Task: Determine how many lines contain the string "Uvedite" and reply with that number alone.

Data provided:
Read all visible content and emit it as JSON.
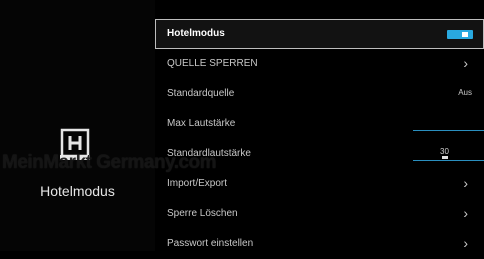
{
  "left_panel": {
    "title": "Hotelmodus",
    "icon": "hotel-h-icon",
    "watermark": "MeinMarkt Germany.com"
  },
  "menu": {
    "items": [
      {
        "label": "Hotelmodus",
        "control": "toggle",
        "state": "on"
      },
      {
        "label": "QUELLE SPERREN",
        "control": "chevron"
      },
      {
        "label": "Standardquelle",
        "control": "value",
        "value": "Aus"
      },
      {
        "label": "Max Lautstärke",
        "control": "slider"
      },
      {
        "label": "Standardlautstärke",
        "control": "slider",
        "value": "30"
      },
      {
        "label": "Import/Export",
        "control": "chevron"
      },
      {
        "label": "Sperre Löschen",
        "control": "chevron"
      },
      {
        "label": "Passwort einstellen",
        "control": "chevron"
      }
    ]
  },
  "colors": {
    "accent": "#29a9e0",
    "background": "#000000",
    "text": "#c8c8c8"
  }
}
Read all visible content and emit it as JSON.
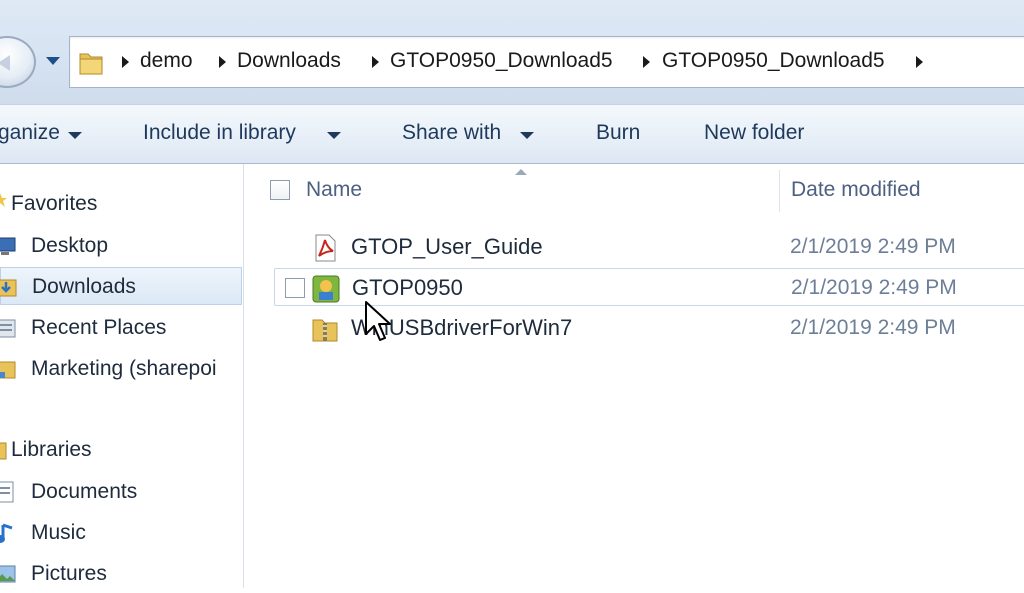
{
  "address_bar": {
    "crumbs": [
      "demo",
      "Downloads",
      "GTOP0950_Download5",
      "GTOP0950_Download5"
    ]
  },
  "toolbar": {
    "organize_label": "ganize",
    "include_label": "Include in library",
    "share_label": "Share with",
    "burn_label": "Burn",
    "new_folder_label": "New folder"
  },
  "nav": {
    "favorites_header": "Favorites",
    "favorites": [
      {
        "label": "Desktop",
        "icon": "desktop-icon"
      },
      {
        "label": "Downloads",
        "icon": "downloads-icon"
      },
      {
        "label": "Recent Places",
        "icon": "recent-places-icon"
      },
      {
        "label": "Marketing (sharepoi",
        "icon": "sharepoint-folder-icon"
      }
    ],
    "libraries_header": "Libraries",
    "libraries": [
      {
        "label": "Documents",
        "icon": "documents-icon"
      },
      {
        "label": "Music",
        "icon": "music-icon"
      },
      {
        "label": "Pictures",
        "icon": "pictures-icon"
      }
    ]
  },
  "file_list": {
    "columns": {
      "name": "Name",
      "date": "Date modified"
    },
    "rows": [
      {
        "name": "GTOP_User_Guide",
        "date": "2/1/2019 2:49 PM",
        "icon": "pdf-icon"
      },
      {
        "name": "GTOP0950",
        "date": "2/1/2019 2:49 PM",
        "icon": "application-icon"
      },
      {
        "name": "WinUSBdriverForWin7",
        "date": "2/1/2019 2:49 PM",
        "icon": "zip-folder-icon"
      }
    ]
  },
  "colors": {
    "toolbar_text": "#1e395b",
    "date_text": "#6d7f97",
    "header_text": "#4d6082"
  }
}
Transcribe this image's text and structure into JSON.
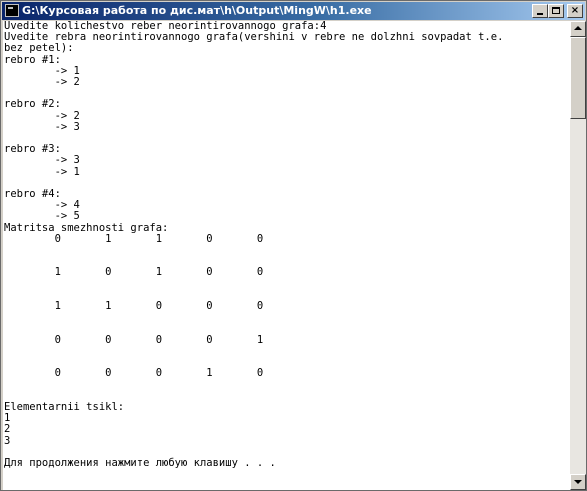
{
  "window": {
    "title": "G:\\Курсовая работа по дис.мат\\h\\Output\\MingW\\h1.exe",
    "minimize_label": "",
    "maximize_label": "",
    "close_label": "×"
  },
  "console": {
    "lines": [
      "Uvedite kolichestvo reber neorintirovannogo grafa:4",
      "Uvedite rebra neorintirovannogo grafa(vershini v rebre ne dolzhni sovpadat t.e.",
      "bez petel):",
      "rebro #1:",
      "        -> 1",
      "        -> 2",
      "",
      "rebro #2:",
      "        -> 2",
      "        -> 3",
      "",
      "rebro #3:",
      "        -> 3",
      "        -> 1",
      "",
      "rebro #4:",
      "        -> 4",
      "        -> 5",
      "Matritsa smezhnosti grafa:",
      "        0       1       1       0       0",
      "",
      "",
      "        1       0       1       0       0",
      "",
      "",
      "        1       1       0       0       0",
      "",
      "",
      "        0       0       0       0       1",
      "",
      "",
      "        0       0       0       1       0",
      "",
      "",
      "Elementarnii tsikl:",
      "1",
      "2",
      "3",
      "",
      "Для продолжения нажмите любую клавишу . . ."
    ]
  },
  "scrollbar": {
    "thumb_position": 0.0
  }
}
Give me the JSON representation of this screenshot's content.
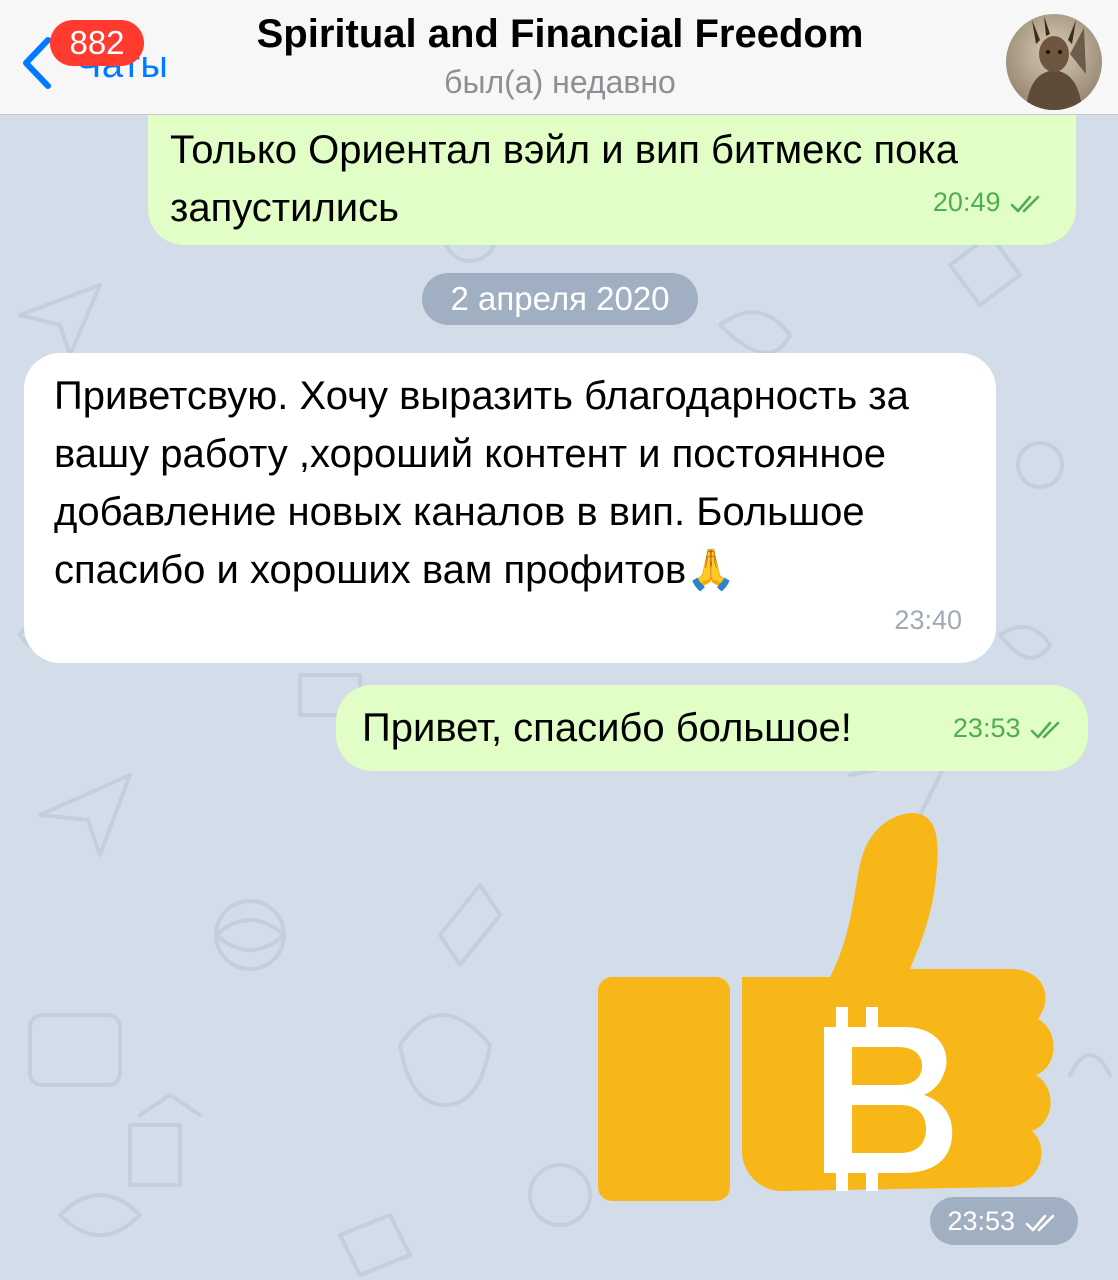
{
  "header": {
    "back_label": "Чаты",
    "unread_badge": "882",
    "chat_title": "Spiritual and Financial Freedom",
    "status": "был(а) недавно"
  },
  "messages": [
    {
      "direction": "outgoing",
      "text": "Только Ориентал вэйл и вип битмекс пока запустились",
      "time": "20:49",
      "read": true
    },
    {
      "type": "date_separator",
      "text": "2 апреля 2020"
    },
    {
      "direction": "incoming",
      "text": "Приветсвую. Хочу выразить благодарность за вашу работу ,хороший контент и постоянное добавление новых каналов в вип. Большое спасибо и хороших вам профитов🙏",
      "time": "23:40"
    },
    {
      "direction": "outgoing",
      "text": "Привет, спасибо большое!",
      "time": "23:53",
      "read": true
    },
    {
      "direction": "outgoing",
      "type": "sticker",
      "sticker_icon": "bitcoin-thumbs-up-icon",
      "time": "23:53",
      "read": true
    }
  ],
  "colors": {
    "accent": "#007aff",
    "badge": "#ff3b30",
    "outgoing_bubble": "#e1fec6",
    "incoming_bubble": "#ffffff",
    "wallpaper": "#d3dde9",
    "sticker_yellow": "#f7b719",
    "check_green": "#4fae4e"
  }
}
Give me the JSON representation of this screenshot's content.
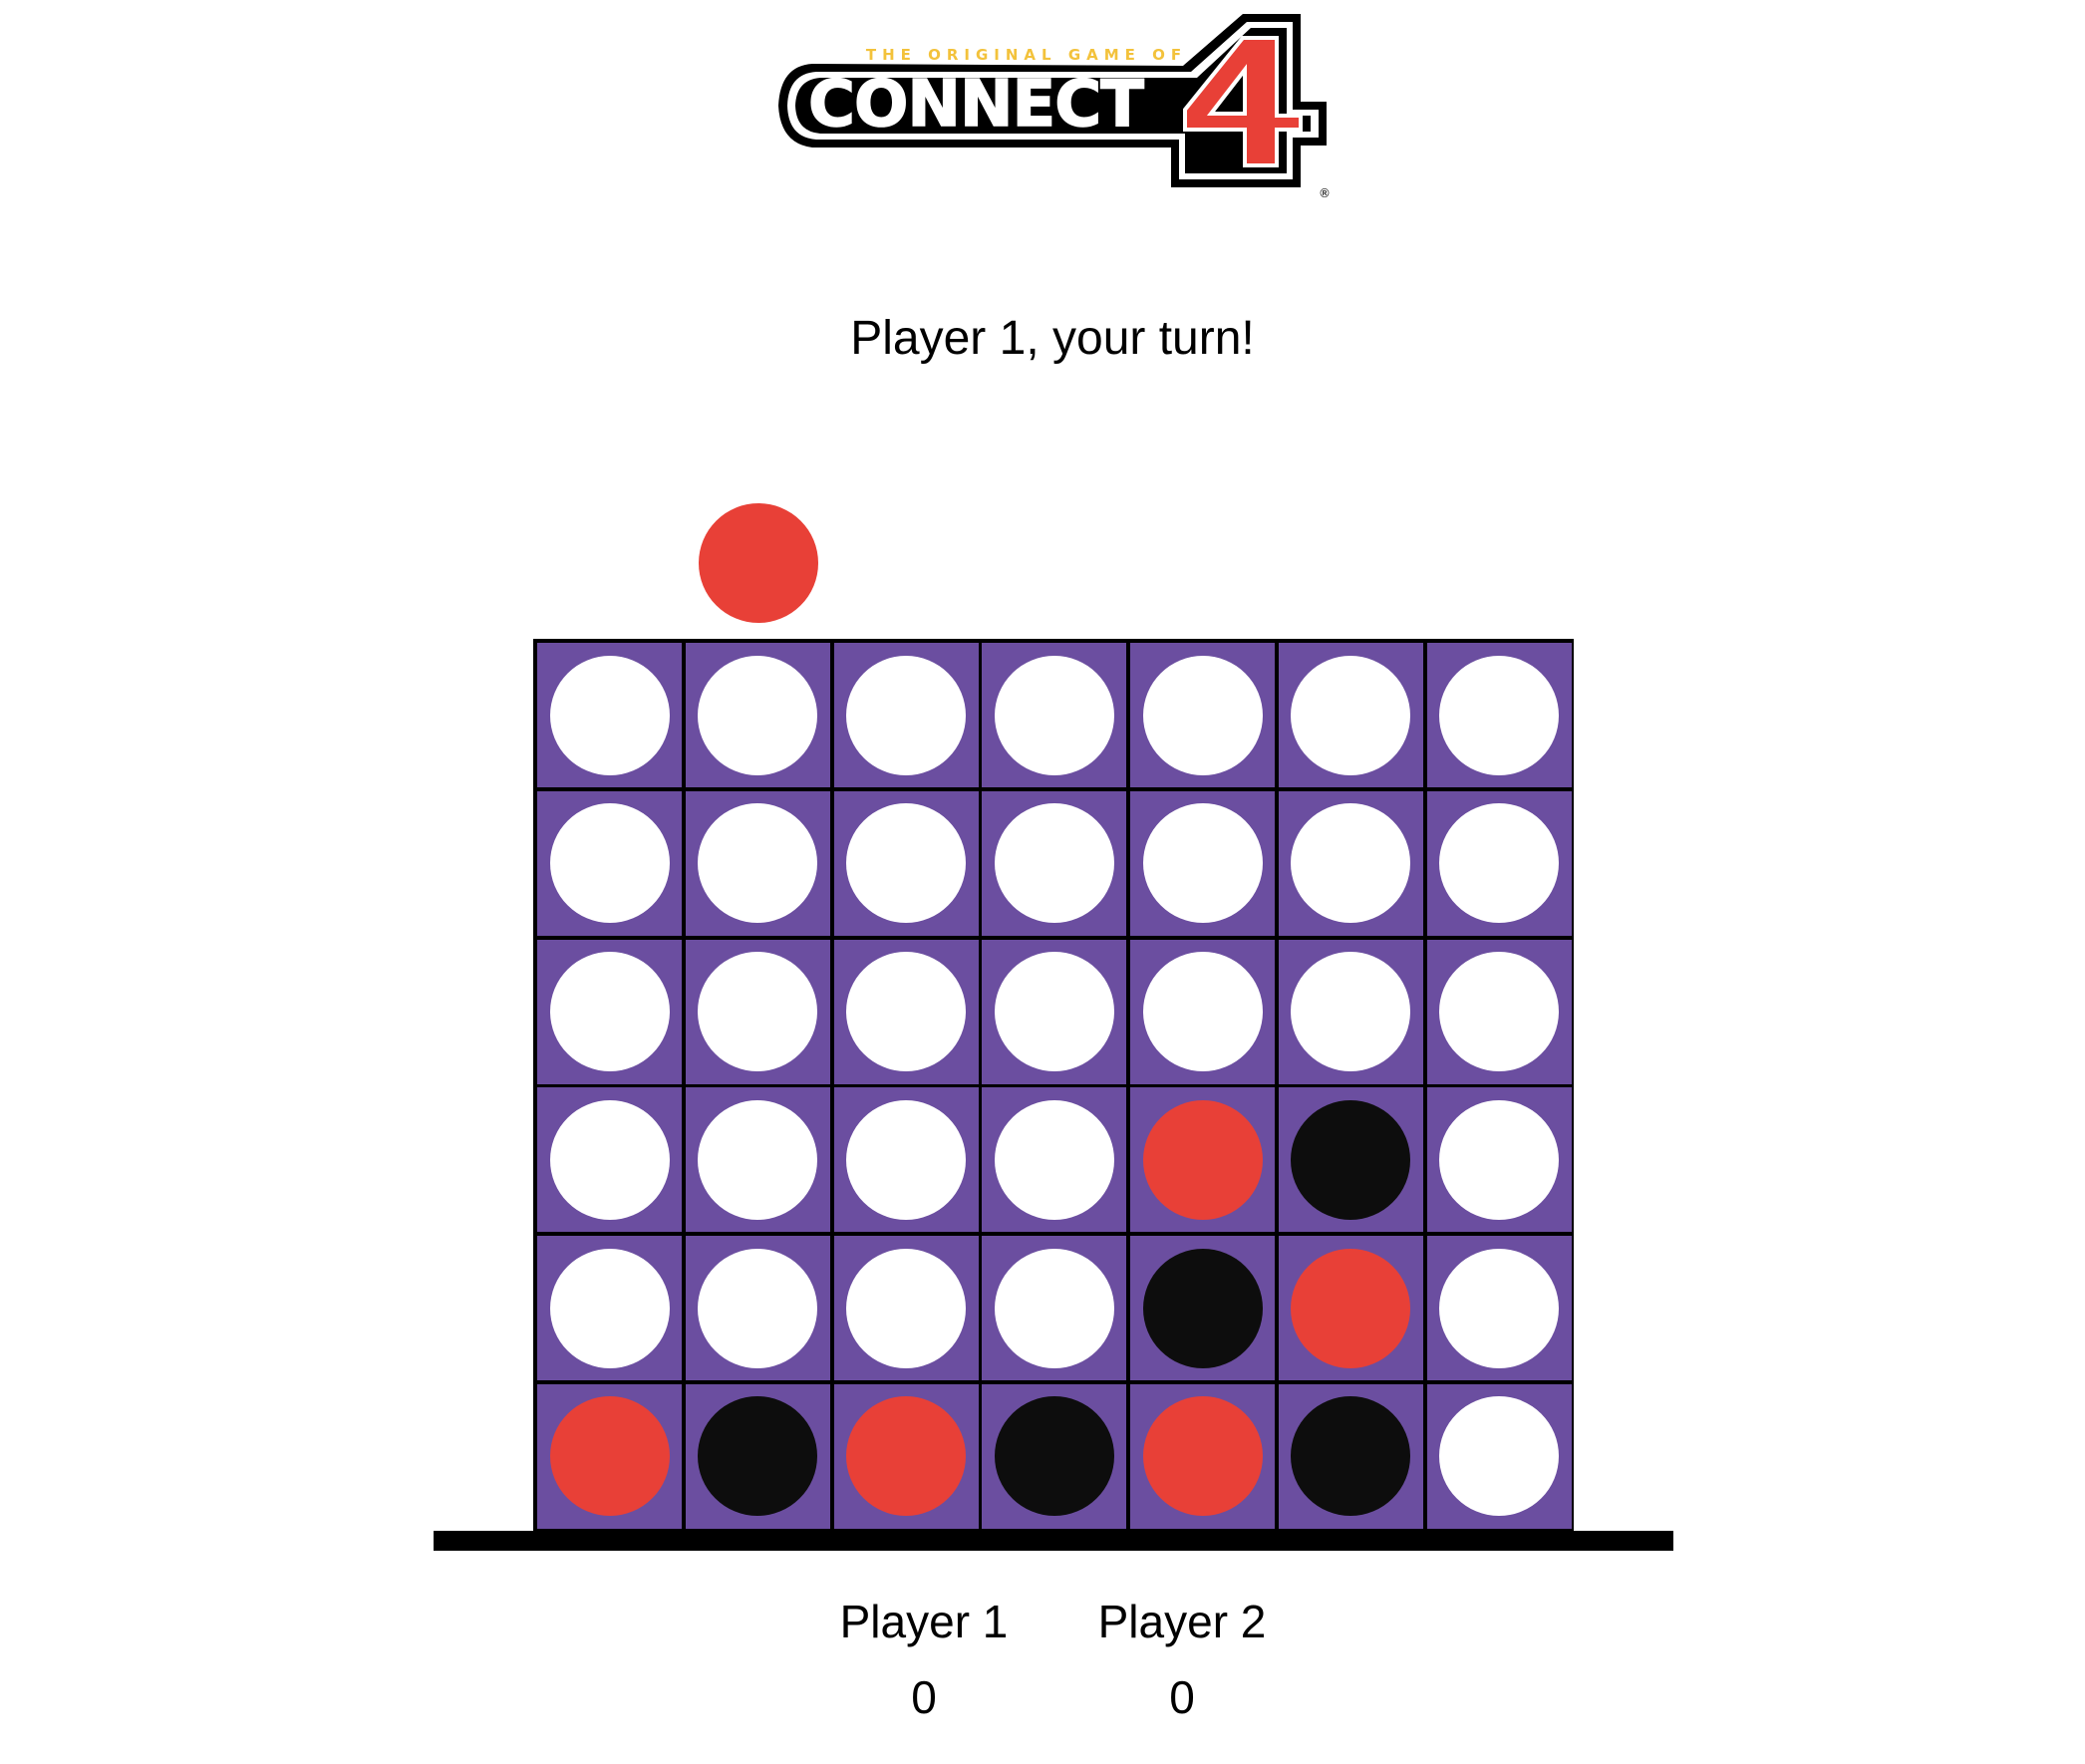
{
  "logo": {
    "tagline": "THE ORIGINAL GAME OF",
    "wordmark": "CONNECT",
    "number": "4",
    "registered": "®"
  },
  "status": "Player 1, your turn!",
  "colors": {
    "board": "#6b4ea0",
    "empty": "#ffffff",
    "red": "#e84037",
    "black": "#0d0d0d"
  },
  "game": {
    "columns": 7,
    "rows": 6,
    "hover_piece": {
      "color": "red",
      "column": 2
    },
    "grid": [
      [
        "empty",
        "empty",
        "empty",
        "empty",
        "empty",
        "empty",
        "empty"
      ],
      [
        "empty",
        "empty",
        "empty",
        "empty",
        "empty",
        "empty",
        "empty"
      ],
      [
        "empty",
        "empty",
        "empty",
        "empty",
        "empty",
        "empty",
        "empty"
      ],
      [
        "empty",
        "empty",
        "empty",
        "empty",
        "red",
        "black",
        "empty"
      ],
      [
        "empty",
        "empty",
        "empty",
        "empty",
        "black",
        "red",
        "empty"
      ],
      [
        "red",
        "black",
        "red",
        "black",
        "red",
        "black",
        "empty"
      ]
    ]
  },
  "scores": {
    "player1": {
      "label": "Player 1",
      "score": "0"
    },
    "player2": {
      "label": "Player 2",
      "score": "0"
    }
  }
}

Exercise solution: 2